- [Exercise]:
Quote the data below in full, please, without altering anything.

Start The input

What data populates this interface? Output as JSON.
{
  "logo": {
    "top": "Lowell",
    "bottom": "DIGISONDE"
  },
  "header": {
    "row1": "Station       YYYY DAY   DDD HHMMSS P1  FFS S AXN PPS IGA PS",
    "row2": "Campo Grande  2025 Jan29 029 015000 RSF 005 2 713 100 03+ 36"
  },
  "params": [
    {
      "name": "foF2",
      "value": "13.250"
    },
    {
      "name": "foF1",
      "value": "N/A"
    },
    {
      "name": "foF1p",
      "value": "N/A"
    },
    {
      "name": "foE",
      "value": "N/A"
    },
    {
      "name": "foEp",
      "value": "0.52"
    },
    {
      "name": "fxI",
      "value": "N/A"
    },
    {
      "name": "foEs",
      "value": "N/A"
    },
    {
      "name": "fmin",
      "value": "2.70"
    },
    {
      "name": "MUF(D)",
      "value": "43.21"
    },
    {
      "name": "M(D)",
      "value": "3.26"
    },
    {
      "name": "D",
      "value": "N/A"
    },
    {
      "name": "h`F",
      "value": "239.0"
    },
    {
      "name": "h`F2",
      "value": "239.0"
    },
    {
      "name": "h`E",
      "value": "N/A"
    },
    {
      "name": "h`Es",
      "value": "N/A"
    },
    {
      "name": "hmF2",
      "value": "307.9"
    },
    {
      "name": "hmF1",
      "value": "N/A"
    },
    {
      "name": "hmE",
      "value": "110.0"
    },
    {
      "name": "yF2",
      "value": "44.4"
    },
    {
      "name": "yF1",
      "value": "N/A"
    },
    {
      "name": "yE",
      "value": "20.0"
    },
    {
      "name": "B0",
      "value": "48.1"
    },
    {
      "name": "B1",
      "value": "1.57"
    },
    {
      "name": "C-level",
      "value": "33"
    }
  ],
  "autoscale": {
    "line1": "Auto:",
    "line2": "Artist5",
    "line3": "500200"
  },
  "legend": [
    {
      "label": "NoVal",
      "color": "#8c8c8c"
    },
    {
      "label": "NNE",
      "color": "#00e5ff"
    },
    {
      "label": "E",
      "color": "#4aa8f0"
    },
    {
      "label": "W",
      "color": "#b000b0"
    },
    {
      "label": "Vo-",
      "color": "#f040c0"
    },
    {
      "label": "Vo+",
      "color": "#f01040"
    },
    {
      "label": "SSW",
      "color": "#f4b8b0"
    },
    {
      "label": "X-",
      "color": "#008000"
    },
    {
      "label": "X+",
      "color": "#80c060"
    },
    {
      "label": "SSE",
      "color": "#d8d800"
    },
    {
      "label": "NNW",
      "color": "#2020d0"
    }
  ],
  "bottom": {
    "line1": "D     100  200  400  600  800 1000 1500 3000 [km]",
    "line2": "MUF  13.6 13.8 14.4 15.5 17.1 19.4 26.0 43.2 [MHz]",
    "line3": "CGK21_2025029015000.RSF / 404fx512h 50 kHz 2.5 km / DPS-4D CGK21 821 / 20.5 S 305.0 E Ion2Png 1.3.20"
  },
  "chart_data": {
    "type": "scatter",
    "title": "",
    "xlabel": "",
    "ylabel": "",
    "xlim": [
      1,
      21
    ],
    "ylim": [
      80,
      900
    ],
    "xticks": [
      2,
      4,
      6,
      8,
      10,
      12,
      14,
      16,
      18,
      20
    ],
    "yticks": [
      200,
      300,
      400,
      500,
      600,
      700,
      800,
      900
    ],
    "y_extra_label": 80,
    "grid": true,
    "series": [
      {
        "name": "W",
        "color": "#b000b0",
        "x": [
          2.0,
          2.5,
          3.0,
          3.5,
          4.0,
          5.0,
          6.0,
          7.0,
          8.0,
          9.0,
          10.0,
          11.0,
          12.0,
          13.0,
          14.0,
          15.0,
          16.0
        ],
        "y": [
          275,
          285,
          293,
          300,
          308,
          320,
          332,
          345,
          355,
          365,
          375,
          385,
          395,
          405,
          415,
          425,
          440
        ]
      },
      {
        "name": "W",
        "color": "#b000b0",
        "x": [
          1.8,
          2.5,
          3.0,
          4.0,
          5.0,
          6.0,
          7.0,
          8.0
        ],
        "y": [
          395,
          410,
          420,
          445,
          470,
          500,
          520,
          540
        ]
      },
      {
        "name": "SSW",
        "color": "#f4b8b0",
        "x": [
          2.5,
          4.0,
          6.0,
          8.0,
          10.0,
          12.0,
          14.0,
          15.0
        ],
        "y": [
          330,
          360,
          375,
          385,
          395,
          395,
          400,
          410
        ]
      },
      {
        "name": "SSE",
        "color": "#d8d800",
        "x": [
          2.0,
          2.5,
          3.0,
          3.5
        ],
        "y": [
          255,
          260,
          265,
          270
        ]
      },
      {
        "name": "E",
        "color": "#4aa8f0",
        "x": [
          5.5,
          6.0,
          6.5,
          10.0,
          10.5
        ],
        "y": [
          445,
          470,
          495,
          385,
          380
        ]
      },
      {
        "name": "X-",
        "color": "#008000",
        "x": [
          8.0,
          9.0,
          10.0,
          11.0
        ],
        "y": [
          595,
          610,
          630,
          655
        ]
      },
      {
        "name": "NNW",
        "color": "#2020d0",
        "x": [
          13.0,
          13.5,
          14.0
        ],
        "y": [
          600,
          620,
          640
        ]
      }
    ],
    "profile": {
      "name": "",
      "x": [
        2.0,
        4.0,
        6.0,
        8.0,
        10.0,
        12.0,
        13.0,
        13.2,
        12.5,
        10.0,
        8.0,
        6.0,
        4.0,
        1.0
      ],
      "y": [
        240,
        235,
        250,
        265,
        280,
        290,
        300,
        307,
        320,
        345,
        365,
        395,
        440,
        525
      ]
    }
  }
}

End The input

- [Written solution]:
What data populates this interface? Output as JSON.
{
  "logo": {
    "top": "Lowell",
    "bottom": "DIGISONDE"
  },
  "header": {
    "row1": "Station       YYYY DAY   DDD HHMMSS P1  FFS S AXN PPS IGA PS",
    "row2": "Campo Grande  2025 Jan29 029 015000 RSF 005 2 713 100 03+ 36"
  },
  "params": [
    {
      "name": "foF2",
      "value": "13.250"
    },
    {
      "name": "foF1",
      "value": "N/A"
    },
    {
      "name": "foF1p",
      "value": "N/A"
    },
    {
      "name": "foE",
      "value": "N/A"
    },
    {
      "name": "foEp",
      "value": "0.52"
    },
    {
      "name": "fxI",
      "value": "N/A"
    },
    {
      "name": "foEs",
      "value": "N/A"
    },
    {
      "name": "fmin",
      "value": "2.70"
    },
    {
      "name": "MUF(D)",
      "value": "43.21"
    },
    {
      "name": "M(D)",
      "value": "3.26"
    },
    {
      "name": "D",
      "value": "N/A"
    },
    {
      "name": "h`F",
      "value": "239.0"
    },
    {
      "name": "h`F2",
      "value": "239.0"
    },
    {
      "name": "h`E",
      "value": "N/A"
    },
    {
      "name": "h`Es",
      "value": "N/A"
    },
    {
      "name": "hmF2",
      "value": "307.9"
    },
    {
      "name": "hmF1",
      "value": "N/A"
    },
    {
      "name": "hmE",
      "value": "110.0"
    },
    {
      "name": "yF2",
      "value": "44.4"
    },
    {
      "name": "yF1",
      "value": "N/A"
    },
    {
      "name": "yE",
      "value": "20.0"
    },
    {
      "name": "B0",
      "value": "48.1"
    },
    {
      "name": "B1",
      "value": "1.57"
    },
    {
      "name": "C-level",
      "value": "33"
    }
  ],
  "autoscale": {
    "line1": "Auto:",
    "line2": "Artist5",
    "line3": "500200"
  },
  "legend": [
    {
      "label": "NoVal",
      "color": "#8c8c8c"
    },
    {
      "label": "NNE",
      "color": "#00e5ff"
    },
    {
      "label": "E",
      "color": "#4aa8f0"
    },
    {
      "label": "W",
      "color": "#b000b0"
    },
    {
      "label": "Vo-",
      "color": "#f040c0"
    },
    {
      "label": "Vo+",
      "color": "#f01040"
    },
    {
      "label": "SSW",
      "color": "#f4b8b0"
    },
    {
      "label": "X-",
      "color": "#008000"
    },
    {
      "label": "X+",
      "color": "#80c060"
    },
    {
      "label": "SSE",
      "color": "#d8d800"
    },
    {
      "label": "NNW",
      "color": "#2020d0"
    }
  ],
  "bottom": {
    "line1": "D     100  200  400  600  800 1000 1500 3000 [km]",
    "line2": "MUF  13.6 13.8 14.4 15.5 17.1 19.4 26.0 43.2 [MHz]",
    "line3": "CGK21_2025029015000.RSF / 404fx512h 50 kHz 2.5 km / DPS-4D CGK21 821 / 20.5 S 305.0 E Ion2Png 1.3.20"
  },
  "chart_data": {
    "type": "scatter",
    "title": "",
    "xlabel": "",
    "ylabel": "",
    "xlim": [
      1,
      21
    ],
    "ylim": [
      80,
      900
    ],
    "xticks": [
      2,
      4,
      6,
      8,
      10,
      12,
      14,
      16,
      18,
      20
    ],
    "yticks": [
      200,
      300,
      400,
      500,
      600,
      700,
      800,
      900
    ],
    "y_extra_label": 80,
    "grid": true,
    "series": [
      {
        "name": "W",
        "color": "#b000b0",
        "x": [
          2.0,
          2.5,
          3.0,
          3.5,
          4.0,
          5.0,
          6.0,
          7.0,
          8.0,
          9.0,
          10.0,
          11.0,
          12.0,
          13.0,
          14.0,
          15.0,
          16.0
        ],
        "y": [
          275,
          285,
          293,
          300,
          308,
          320,
          332,
          345,
          355,
          365,
          375,
          385,
          395,
          405,
          415,
          425,
          440
        ]
      },
      {
        "name": "W",
        "color": "#b000b0",
        "x": [
          1.8,
          2.5,
          3.0,
          4.0,
          5.0,
          6.0,
          7.0,
          8.0
        ],
        "y": [
          395,
          410,
          420,
          445,
          470,
          500,
          520,
          540
        ]
      },
      {
        "name": "SSW",
        "color": "#f4b8b0",
        "x": [
          2.5,
          4.0,
          6.0,
          8.0,
          10.0,
          12.0,
          14.0,
          15.0
        ],
        "y": [
          330,
          360,
          375,
          385,
          395,
          395,
          400,
          410
        ]
      },
      {
        "name": "SSE",
        "color": "#d8d800",
        "x": [
          2.0,
          2.5,
          3.0,
          3.5
        ],
        "y": [
          255,
          260,
          265,
          270
        ]
      },
      {
        "name": "E",
        "color": "#4aa8f0",
        "x": [
          5.5,
          6.0,
          6.5,
          10.0,
          10.5
        ],
        "y": [
          445,
          470,
          495,
          385,
          380
        ]
      },
      {
        "name": "X-",
        "color": "#008000",
        "x": [
          8.0,
          9.0,
          10.0,
          11.0
        ],
        "y": [
          595,
          610,
          630,
          655
        ]
      },
      {
        "name": "NNW",
        "color": "#2020d0",
        "x": [
          13.0,
          13.5,
          14.0
        ],
        "y": [
          600,
          620,
          640
        ]
      }
    ],
    "profile": {
      "name": "",
      "x": [
        2.0,
        4.0,
        6.0,
        8.0,
        10.0,
        12.0,
        13.0,
        13.2,
        12.5,
        10.0,
        8.0,
        6.0,
        4.0,
        1.0
      ],
      "y": [
        240,
        235,
        250,
        265,
        280,
        290,
        300,
        307,
        320,
        345,
        365,
        395,
        440,
        525
      ]
    }
  }
}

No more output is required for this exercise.